DIRECTIONS —
- A) For each statement about the roof rack thread, state yes or no depending on whether the thread agrees, and quote the words that decide it: (i) Inno racks are described as cheaper than Thule and Yakima; (ii) jhowell09 lives in the NYC area; (iii) sheepstealer puts the minimum cost of a full setup at around $400.
- B) Answer these questions using the roof rack thread:
(i) On which car did tekniq33 have Inno racks?
(ii) For which car is sheepstealer looking into a rack?
(iii) What does Mystery2many advise putting down if the seat is laid down?
- C) Render this sentence from the roof rack thread in Spanish: "Usually after a long day of riding snow will pack all around your bindings and areas that you can't wipe off and will melt in your car."

# Snowboard Roof Rack for Naked Car



## readimag (Aug 10, 2011)

One seat down in the back slide those suckers in - FREE


----------



## killclimbz (Aug 10, 2007)

Both Thule and Yakima make racks that will work with your Audi. They don't give that shit away, but it works. Otherwise readimag's advice is about as good as it's going to get for you.


----------



## jhowell09 (Sep 28, 2013)

readimag said:


> One seat down in the back slide those suckers in - FREE


That is the contingency plan if I can't find a cost effective solution. Just wanted to save some space inside the car+trunk area.


----------



## tekniq33 (Mar 18, 2009)

Check out Inno racks. I had these on my Infiniti G35. I am sure they make one for the A4. Much cheaper than Thule and Yakima but good quality. 

Still have mine sitting around in the garage. If you are in the NYC area, I am looking to sell it.


----------



## snowklinger (Aug 30, 2011)

craigslist.


----------



## sheepstealer (Aug 19, 2009)

I think you're looking at around minimum $400 for the entire setup. And that's just for your basic rack. More $ for aerodynamics, bigger racks, coffins, etc.

I'm looking into this now for my Impreza. Shit's expensive, but think of it this way - you'll never have to buy a rack again. 

I'd look around craigslist too, I bet you could find a used rack for less, just gotta make sure its compatible with your car.


----------



## jhowell09 (Sep 28, 2013)

tekniq33 said:


> Still have mine sitting around in the garage. If you are in the NYC area, I am looking to sell it.


I am from Ohio :thumbsdown: but I'll definitely look into your suggestion.


----------



## Mystery2many (Aug 14, 2013)

If you end up laying the seat down you will wanna put some plastic down or set them in a board bag for your ride back. Usually after a long day of riding snow will pack all around your bindings and areas that you can't wipe off and will melt in your car. Just a little heads up. You might already know that tho.

Data records —
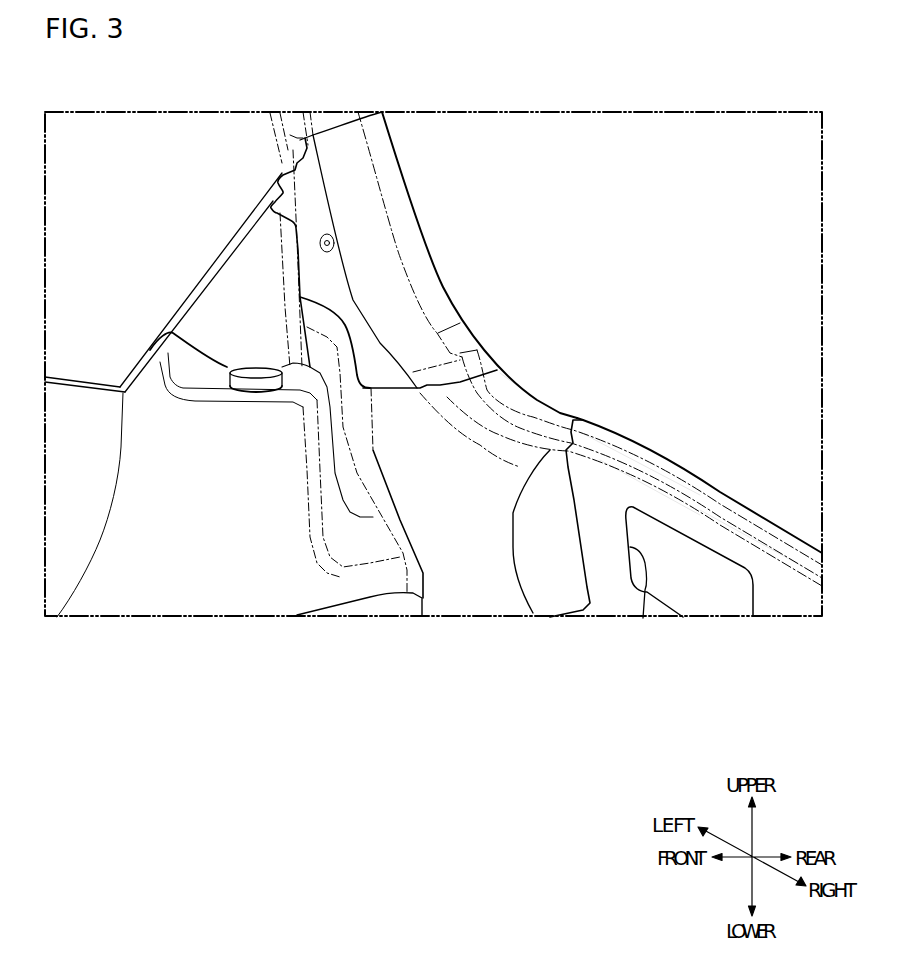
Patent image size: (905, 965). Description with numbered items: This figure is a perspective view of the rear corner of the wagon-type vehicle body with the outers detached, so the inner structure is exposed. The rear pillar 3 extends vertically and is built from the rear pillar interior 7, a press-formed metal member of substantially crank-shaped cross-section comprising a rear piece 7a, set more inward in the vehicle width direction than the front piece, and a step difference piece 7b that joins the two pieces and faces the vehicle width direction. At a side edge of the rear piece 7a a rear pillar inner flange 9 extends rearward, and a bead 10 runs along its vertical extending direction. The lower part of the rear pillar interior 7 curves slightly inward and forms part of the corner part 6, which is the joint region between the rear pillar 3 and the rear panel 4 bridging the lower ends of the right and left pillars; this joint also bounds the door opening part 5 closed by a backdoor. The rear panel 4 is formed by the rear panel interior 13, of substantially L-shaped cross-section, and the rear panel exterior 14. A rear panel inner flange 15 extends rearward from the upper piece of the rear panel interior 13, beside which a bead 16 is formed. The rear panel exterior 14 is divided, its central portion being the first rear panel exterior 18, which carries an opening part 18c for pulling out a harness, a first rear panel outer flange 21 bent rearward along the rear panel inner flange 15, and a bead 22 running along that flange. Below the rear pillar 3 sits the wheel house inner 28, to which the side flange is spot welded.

The rear pillar 3 is at (420, 202).
The rear panel 4 is at (660, 428).
The door opening part 5 is at (641, 254).
The corner part 6 is at (409, 604).
The rear pillar interior 7 is at (404, 266).
The rear piece 7a is at (350, 176).
The step difference piece 7b is at (313, 262).
The rear pillar inner flange 9 is at (443, 290).
The bead 10 is at (443, 330).
The rear panel interior 13 is at (493, 577).
The rear panel exterior 14 is at (759, 538).
The rear panel inner flange 15 is at (513, 393).
The bead 16 is at (533, 613).
The first rear panel exterior 18 is at (790, 597).
The opening part 18c is at (643, 618).
The first rear panel outer flange 21 is at (616, 439).
The bead 22 is at (680, 500).
The wheel house inner 28 is at (230, 602).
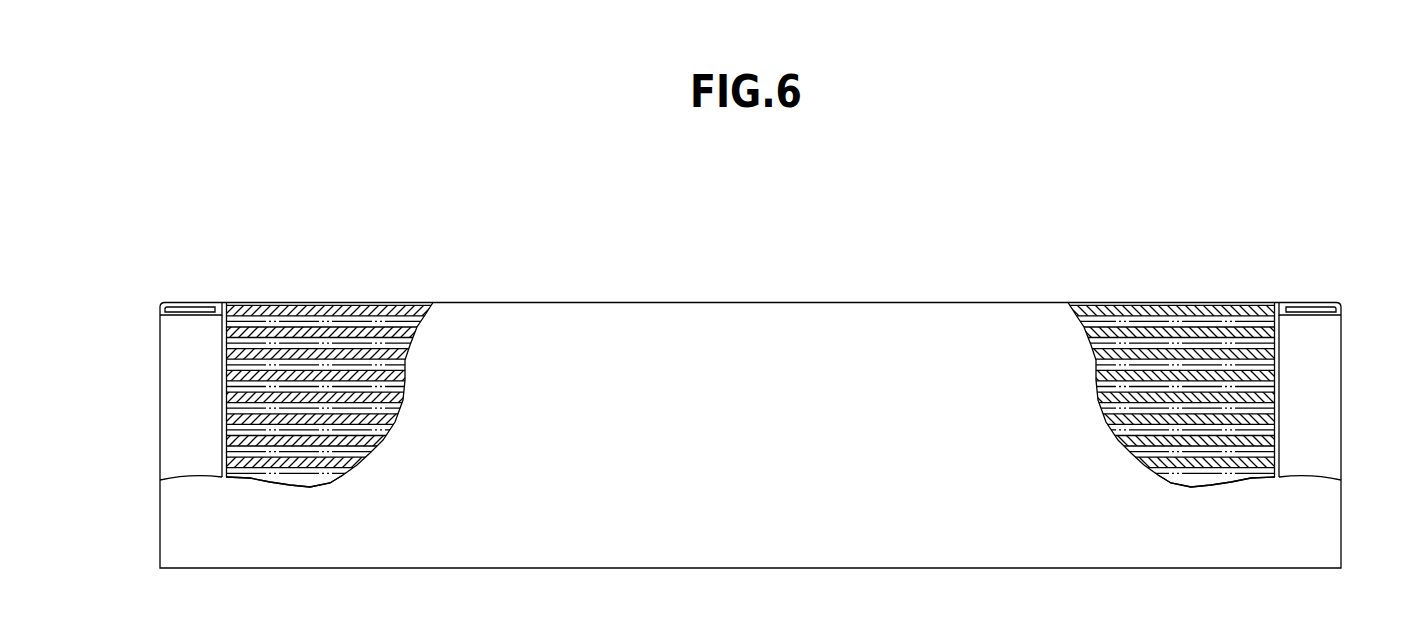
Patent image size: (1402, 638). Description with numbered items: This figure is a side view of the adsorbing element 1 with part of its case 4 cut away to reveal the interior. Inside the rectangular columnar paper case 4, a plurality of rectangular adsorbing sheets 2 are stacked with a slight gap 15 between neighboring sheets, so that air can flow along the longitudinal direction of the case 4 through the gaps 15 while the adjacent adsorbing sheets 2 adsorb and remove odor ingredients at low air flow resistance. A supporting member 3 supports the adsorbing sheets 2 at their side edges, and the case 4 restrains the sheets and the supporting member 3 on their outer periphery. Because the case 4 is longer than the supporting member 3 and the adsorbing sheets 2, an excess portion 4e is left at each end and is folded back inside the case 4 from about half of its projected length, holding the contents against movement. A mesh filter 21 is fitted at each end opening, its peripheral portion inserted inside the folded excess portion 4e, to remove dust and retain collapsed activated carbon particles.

The adsorbing element 1 is at (822, 276).
The adsorbing sheet 2 is at (377, 333).
The supporting member 3 is at (217, 407).
The case 4 is at (568, 337).
The excess portion 4e is at (192, 301).
The gap 15 is at (308, 347).
The mesh filter 21 is at (221, 324).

ANSWER LIST —
- A)
(i) Yes: "Much cheaper than Thule and Yakima but good quality."
(ii) No: "I am from Ohio"
(iii) Yes: "I think you're looking at around minimum $400 for the entire setup."

- B)
(i) An Infiniti G35.
(ii) An Impreza.
(iii) Some plastic, or else setting the boards in a board bag.

- C) Normalmente, después de un largo día de andar en tabla, la nieve se acumula alrededor de tus fijaciones y en zonas que no puedes limpiar, y se derrite dentro de tu coche.